SUPPLIED DATA:
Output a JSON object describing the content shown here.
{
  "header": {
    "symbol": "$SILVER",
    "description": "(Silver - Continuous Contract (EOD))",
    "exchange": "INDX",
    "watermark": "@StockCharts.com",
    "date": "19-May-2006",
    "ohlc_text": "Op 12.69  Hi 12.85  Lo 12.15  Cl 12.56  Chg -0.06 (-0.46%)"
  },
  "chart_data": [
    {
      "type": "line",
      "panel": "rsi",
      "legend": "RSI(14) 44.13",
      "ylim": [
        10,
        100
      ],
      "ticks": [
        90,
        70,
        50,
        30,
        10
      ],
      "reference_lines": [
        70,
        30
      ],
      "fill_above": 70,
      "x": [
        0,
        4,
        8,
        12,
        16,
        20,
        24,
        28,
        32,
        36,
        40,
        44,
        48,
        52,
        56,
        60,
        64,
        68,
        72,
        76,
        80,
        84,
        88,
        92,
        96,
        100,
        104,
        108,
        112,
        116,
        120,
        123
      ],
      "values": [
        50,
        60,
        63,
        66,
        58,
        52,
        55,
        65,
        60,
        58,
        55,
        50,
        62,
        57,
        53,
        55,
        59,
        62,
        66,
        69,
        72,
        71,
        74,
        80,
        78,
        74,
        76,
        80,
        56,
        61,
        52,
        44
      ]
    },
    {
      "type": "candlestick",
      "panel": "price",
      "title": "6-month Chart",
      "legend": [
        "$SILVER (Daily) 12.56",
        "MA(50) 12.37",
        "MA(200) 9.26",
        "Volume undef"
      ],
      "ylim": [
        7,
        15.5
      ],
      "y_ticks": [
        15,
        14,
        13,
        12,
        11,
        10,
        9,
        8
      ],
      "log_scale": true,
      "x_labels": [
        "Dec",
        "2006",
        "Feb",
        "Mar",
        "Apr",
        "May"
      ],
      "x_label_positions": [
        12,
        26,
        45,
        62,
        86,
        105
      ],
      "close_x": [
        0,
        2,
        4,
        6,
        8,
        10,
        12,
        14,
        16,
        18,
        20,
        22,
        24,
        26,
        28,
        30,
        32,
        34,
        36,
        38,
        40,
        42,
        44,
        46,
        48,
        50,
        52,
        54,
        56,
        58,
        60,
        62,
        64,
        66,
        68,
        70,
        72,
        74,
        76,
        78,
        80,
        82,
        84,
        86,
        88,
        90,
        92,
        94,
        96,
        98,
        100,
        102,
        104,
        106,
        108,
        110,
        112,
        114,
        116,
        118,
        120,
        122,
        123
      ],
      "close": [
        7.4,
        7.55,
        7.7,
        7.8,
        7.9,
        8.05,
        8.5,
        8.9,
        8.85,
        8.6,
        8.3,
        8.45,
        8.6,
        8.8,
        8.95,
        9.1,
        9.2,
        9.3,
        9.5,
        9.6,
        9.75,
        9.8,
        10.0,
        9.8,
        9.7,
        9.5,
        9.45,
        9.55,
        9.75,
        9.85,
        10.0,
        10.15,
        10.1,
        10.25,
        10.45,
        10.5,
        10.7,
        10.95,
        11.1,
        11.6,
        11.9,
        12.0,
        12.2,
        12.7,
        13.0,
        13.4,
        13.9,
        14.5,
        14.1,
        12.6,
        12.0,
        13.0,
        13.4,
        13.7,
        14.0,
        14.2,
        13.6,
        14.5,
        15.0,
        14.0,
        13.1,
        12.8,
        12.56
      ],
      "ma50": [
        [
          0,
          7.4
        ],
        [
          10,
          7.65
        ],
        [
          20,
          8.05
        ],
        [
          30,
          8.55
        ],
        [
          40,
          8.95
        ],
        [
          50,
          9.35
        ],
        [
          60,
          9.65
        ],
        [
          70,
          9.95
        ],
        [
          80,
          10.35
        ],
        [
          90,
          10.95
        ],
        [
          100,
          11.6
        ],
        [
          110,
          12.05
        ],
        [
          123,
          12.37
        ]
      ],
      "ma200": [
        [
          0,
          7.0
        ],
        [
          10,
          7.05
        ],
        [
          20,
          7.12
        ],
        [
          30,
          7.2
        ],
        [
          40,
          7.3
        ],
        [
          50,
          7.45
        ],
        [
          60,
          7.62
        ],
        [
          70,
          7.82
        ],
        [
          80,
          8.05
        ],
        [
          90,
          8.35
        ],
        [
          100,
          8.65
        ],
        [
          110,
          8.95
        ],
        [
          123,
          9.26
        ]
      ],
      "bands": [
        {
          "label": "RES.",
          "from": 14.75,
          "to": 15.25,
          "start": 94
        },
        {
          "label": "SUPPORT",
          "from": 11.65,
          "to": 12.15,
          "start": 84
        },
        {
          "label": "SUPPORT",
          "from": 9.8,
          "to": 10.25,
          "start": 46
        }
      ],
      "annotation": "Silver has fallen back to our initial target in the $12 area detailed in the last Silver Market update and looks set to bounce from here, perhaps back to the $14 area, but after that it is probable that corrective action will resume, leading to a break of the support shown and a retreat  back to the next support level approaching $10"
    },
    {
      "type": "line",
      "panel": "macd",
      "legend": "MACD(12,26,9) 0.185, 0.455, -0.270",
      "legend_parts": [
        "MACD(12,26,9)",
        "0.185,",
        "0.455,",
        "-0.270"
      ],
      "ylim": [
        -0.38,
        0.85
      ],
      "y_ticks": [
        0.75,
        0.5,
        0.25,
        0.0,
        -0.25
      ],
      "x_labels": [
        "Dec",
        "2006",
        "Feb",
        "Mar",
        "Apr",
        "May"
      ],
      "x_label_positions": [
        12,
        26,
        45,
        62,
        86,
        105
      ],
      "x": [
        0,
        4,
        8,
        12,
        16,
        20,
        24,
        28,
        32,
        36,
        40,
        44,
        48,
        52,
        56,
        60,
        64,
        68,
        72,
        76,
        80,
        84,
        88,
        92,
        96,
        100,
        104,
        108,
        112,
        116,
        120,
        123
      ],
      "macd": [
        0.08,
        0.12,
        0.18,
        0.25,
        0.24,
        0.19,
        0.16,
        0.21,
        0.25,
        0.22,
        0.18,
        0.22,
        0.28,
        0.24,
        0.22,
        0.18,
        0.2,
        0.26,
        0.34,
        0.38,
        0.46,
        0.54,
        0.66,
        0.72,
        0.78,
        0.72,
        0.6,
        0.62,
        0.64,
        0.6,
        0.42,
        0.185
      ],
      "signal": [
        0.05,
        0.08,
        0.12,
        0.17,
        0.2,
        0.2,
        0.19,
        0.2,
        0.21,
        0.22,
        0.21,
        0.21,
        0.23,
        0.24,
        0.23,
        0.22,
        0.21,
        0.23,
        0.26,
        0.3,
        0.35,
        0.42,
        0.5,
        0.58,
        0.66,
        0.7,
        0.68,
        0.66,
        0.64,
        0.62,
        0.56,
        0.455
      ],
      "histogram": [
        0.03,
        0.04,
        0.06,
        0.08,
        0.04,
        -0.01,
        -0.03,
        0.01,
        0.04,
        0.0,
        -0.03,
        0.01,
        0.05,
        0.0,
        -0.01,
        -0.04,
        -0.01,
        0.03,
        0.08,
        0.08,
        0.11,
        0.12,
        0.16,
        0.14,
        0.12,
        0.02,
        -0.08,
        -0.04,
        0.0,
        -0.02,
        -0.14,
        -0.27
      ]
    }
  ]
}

TASK DESCRIPTION: Output the entries verbatim.

WRITTEN ANSWER:
Output a JSON object describing the content shown here.
{
  "header": {
    "symbol": "$SILVER",
    "description": "(Silver - Continuous Contract (EOD))",
    "exchange": "INDX",
    "watermark": "@StockCharts.com",
    "date": "19-May-2006",
    "ohlc_text": "Op 12.69  Hi 12.85  Lo 12.15  Cl 12.56  Chg -0.06 (-0.46%)"
  },
  "chart_data": [
    {
      "type": "line",
      "panel": "rsi",
      "legend": "RSI(14) 44.13",
      "ylim": [
        10,
        100
      ],
      "ticks": [
        90,
        70,
        50,
        30,
        10
      ],
      "reference_lines": [
        70,
        30
      ],
      "fill_above": 70,
      "x": [
        0,
        4,
        8,
        12,
        16,
        20,
        24,
        28,
        32,
        36,
        40,
        44,
        48,
        52,
        56,
        60,
        64,
        68,
        72,
        76,
        80,
        84,
        88,
        92,
        96,
        100,
        104,
        108,
        112,
        116,
        120,
        123
      ],
      "values": [
        50,
        60,
        63,
        66,
        58,
        52,
        55,
        65,
        60,
        58,
        55,
        50,
        62,
        57,
        53,
        55,
        59,
        62,
        66,
        69,
        72,
        71,
        74,
        80,
        78,
        74,
        76,
        80,
        56,
        61,
        52,
        44
      ]
    },
    {
      "type": "candlestick",
      "panel": "price",
      "title": "6-month Chart",
      "legend": [
        "$SILVER (Daily) 12.56",
        "MA(50) 12.37",
        "MA(200) 9.26",
        "Volume undef"
      ],
      "ylim": [
        7,
        15.5
      ],
      "y_ticks": [
        15,
        14,
        13,
        12,
        11,
        10,
        9,
        8
      ],
      "log_scale": true,
      "x_labels": [
        "Dec",
        "2006",
        "Feb",
        "Mar",
        "Apr",
        "May"
      ],
      "x_label_positions": [
        12,
        26,
        45,
        62,
        86,
        105
      ],
      "close_x": [
        0,
        2,
        4,
        6,
        8,
        10,
        12,
        14,
        16,
        18,
        20,
        22,
        24,
        26,
        28,
        30,
        32,
        34,
        36,
        38,
        40,
        42,
        44,
        46,
        48,
        50,
        52,
        54,
        56,
        58,
        60,
        62,
        64,
        66,
        68,
        70,
        72,
        74,
        76,
        78,
        80,
        82,
        84,
        86,
        88,
        90,
        92,
        94,
        96,
        98,
        100,
        102,
        104,
        106,
        108,
        110,
        112,
        114,
        116,
        118,
        120,
        122,
        123
      ],
      "close": [
        7.4,
        7.55,
        7.7,
        7.8,
        7.9,
        8.05,
        8.5,
        8.9,
        8.85,
        8.6,
        8.3,
        8.45,
        8.6,
        8.8,
        8.95,
        9.1,
        9.2,
        9.3,
        9.5,
        9.6,
        9.75,
        9.8,
        10.0,
        9.8,
        9.7,
        9.5,
        9.45,
        9.55,
        9.75,
        9.85,
        10.0,
        10.15,
        10.1,
        10.25,
        10.45,
        10.5,
        10.7,
        10.95,
        11.1,
        11.6,
        11.9,
        12.0,
        12.2,
        12.7,
        13.0,
        13.4,
        13.9,
        14.5,
        14.1,
        12.6,
        12.0,
        13.0,
        13.4,
        13.7,
        14.0,
        14.2,
        13.6,
        14.5,
        15.0,
        14.0,
        13.1,
        12.8,
        12.56
      ],
      "ma50": [
        [
          0,
          7.4
        ],
        [
          10,
          7.65
        ],
        [
          20,
          8.05
        ],
        [
          30,
          8.55
        ],
        [
          40,
          8.95
        ],
        [
          50,
          9.35
        ],
        [
          60,
          9.65
        ],
        [
          70,
          9.95
        ],
        [
          80,
          10.35
        ],
        [
          90,
          10.95
        ],
        [
          100,
          11.6
        ],
        [
          110,
          12.05
        ],
        [
          123,
          12.37
        ]
      ],
      "ma200": [
        [
          0,
          7.0
        ],
        [
          10,
          7.05
        ],
        [
          20,
          7.12
        ],
        [
          30,
          7.2
        ],
        [
          40,
          7.3
        ],
        [
          50,
          7.45
        ],
        [
          60,
          7.62
        ],
        [
          70,
          7.82
        ],
        [
          80,
          8.05
        ],
        [
          90,
          8.35
        ],
        [
          100,
          8.65
        ],
        [
          110,
          8.95
        ],
        [
          123,
          9.26
        ]
      ],
      "bands": [
        {
          "label": "RES.",
          "from": 14.75,
          "to": 15.25,
          "start": 94
        },
        {
          "label": "SUPPORT",
          "from": 11.65,
          "to": 12.15,
          "start": 84
        },
        {
          "label": "SUPPORT",
          "from": 9.8,
          "to": 10.25,
          "start": 46
        }
      ],
      "annotation": "Silver has fallen back to our initial target in the $12 area detailed in the last Silver Market update and looks set to bounce from here, perhaps back to the $14 area, but after that it is probable that corrective action will resume, leading to a break of the support shown and a retreat  back to the next support level approaching $10"
    },
    {
      "type": "line",
      "panel": "macd",
      "legend": "MACD(12,26,9) 0.185, 0.455, -0.270",
      "legend_parts": [
        "MACD(12,26,9)",
        "0.185,",
        "0.455,",
        "-0.270"
      ],
      "ylim": [
        -0.38,
        0.85
      ],
      "y_ticks": [
        0.75,
        0.5,
        0.25,
        0.0,
        -0.25
      ],
      "x_labels": [
        "Dec",
        "2006",
        "Feb",
        "Mar",
        "Apr",
        "May"
      ],
      "x_label_positions": [
        12,
        26,
        45,
        62,
        86,
        105
      ],
      "x": [
        0,
        4,
        8,
        12,
        16,
        20,
        24,
        28,
        32,
        36,
        40,
        44,
        48,
        52,
        56,
        60,
        64,
        68,
        72,
        76,
        80,
        84,
        88,
        92,
        96,
        100,
        104,
        108,
        112,
        116,
        120,
        123
      ],
      "macd": [
        0.08,
        0.12,
        0.18,
        0.25,
        0.24,
        0.19,
        0.16,
        0.21,
        0.25,
        0.22,
        0.18,
        0.22,
        0.28,
        0.24,
        0.22,
        0.18,
        0.2,
        0.26,
        0.34,
        0.38,
        0.46,
        0.54,
        0.66,
        0.72,
        0.78,
        0.72,
        0.6,
        0.62,
        0.64,
        0.6,
        0.42,
        0.185
      ],
      "signal": [
        0.05,
        0.08,
        0.12,
        0.17,
        0.2,
        0.2,
        0.19,
        0.2,
        0.21,
        0.22,
        0.21,
        0.21,
        0.23,
        0.24,
        0.23,
        0.22,
        0.21,
        0.23,
        0.26,
        0.3,
        0.35,
        0.42,
        0.5,
        0.58,
        0.66,
        0.7,
        0.68,
        0.66,
        0.64,
        0.62,
        0.56,
        0.455
      ],
      "histogram": [
        0.03,
        0.04,
        0.06,
        0.08,
        0.04,
        -0.01,
        -0.03,
        0.01,
        0.04,
        0.0,
        -0.03,
        0.01,
        0.05,
        0.0,
        -0.01,
        -0.04,
        -0.01,
        0.03,
        0.08,
        0.08,
        0.11,
        0.12,
        0.16,
        0.14,
        0.12,
        0.02,
        -0.08,
        -0.04,
        0.0,
        -0.02,
        -0.14,
        -0.27
      ]
    }
  ]
}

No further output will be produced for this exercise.